--- start ---
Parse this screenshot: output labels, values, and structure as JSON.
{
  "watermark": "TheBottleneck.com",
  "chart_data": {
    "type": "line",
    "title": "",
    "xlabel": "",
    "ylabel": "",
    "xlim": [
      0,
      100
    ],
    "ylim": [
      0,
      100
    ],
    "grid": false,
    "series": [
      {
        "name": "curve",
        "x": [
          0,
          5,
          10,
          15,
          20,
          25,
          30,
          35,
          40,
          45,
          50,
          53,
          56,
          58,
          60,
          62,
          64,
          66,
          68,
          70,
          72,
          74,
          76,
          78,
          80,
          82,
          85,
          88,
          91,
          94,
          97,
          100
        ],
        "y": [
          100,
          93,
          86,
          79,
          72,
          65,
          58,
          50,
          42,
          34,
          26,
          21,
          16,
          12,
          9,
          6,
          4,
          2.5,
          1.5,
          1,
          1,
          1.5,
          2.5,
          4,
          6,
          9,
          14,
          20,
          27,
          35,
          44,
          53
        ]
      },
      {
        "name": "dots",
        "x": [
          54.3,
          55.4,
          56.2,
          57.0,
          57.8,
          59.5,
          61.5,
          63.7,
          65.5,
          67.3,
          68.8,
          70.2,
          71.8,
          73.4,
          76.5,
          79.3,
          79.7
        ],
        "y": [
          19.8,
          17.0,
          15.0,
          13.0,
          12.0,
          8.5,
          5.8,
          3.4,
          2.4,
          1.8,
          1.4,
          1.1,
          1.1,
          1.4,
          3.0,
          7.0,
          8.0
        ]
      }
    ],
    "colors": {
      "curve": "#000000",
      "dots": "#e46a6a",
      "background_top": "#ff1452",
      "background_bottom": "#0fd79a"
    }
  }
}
--- end ---
SHORT PROBLEM.
Reproduce the full listing above, character for character.

RESULT OF THIS TASK.
Parse this screenshot: output labels, values, and structure as JSON.
{
  "watermark": "TheBottleneck.com",
  "chart_data": {
    "type": "line",
    "title": "",
    "xlabel": "",
    "ylabel": "",
    "xlim": [
      0,
      100
    ],
    "ylim": [
      0,
      100
    ],
    "grid": false,
    "series": [
      {
        "name": "curve",
        "x": [
          0,
          5,
          10,
          15,
          20,
          25,
          30,
          35,
          40,
          45,
          50,
          53,
          56,
          58,
          60,
          62,
          64,
          66,
          68,
          70,
          72,
          74,
          76,
          78,
          80,
          82,
          85,
          88,
          91,
          94,
          97,
          100
        ],
        "y": [
          100,
          93,
          86,
          79,
          72,
          65,
          58,
          50,
          42,
          34,
          26,
          21,
          16,
          12,
          9,
          6,
          4,
          2.5,
          1.5,
          1,
          1,
          1.5,
          2.5,
          4,
          6,
          9,
          14,
          20,
          27,
          35,
          44,
          53
        ]
      },
      {
        "name": "dots",
        "x": [
          54.3,
          55.4,
          56.2,
          57.0,
          57.8,
          59.5,
          61.5,
          63.7,
          65.5,
          67.3,
          68.8,
          70.2,
          71.8,
          73.4,
          76.5,
          79.3,
          79.7
        ],
        "y": [
          19.8,
          17.0,
          15.0,
          13.0,
          12.0,
          8.5,
          5.8,
          3.4,
          2.4,
          1.8,
          1.4,
          1.1,
          1.1,
          1.4,
          3.0,
          7.0,
          8.0
        ]
      }
    ],
    "colors": {
      "curve": "#000000",
      "dots": "#e46a6a",
      "background_top": "#ff1452",
      "background_bottom": "#0fd79a"
    }
  }
}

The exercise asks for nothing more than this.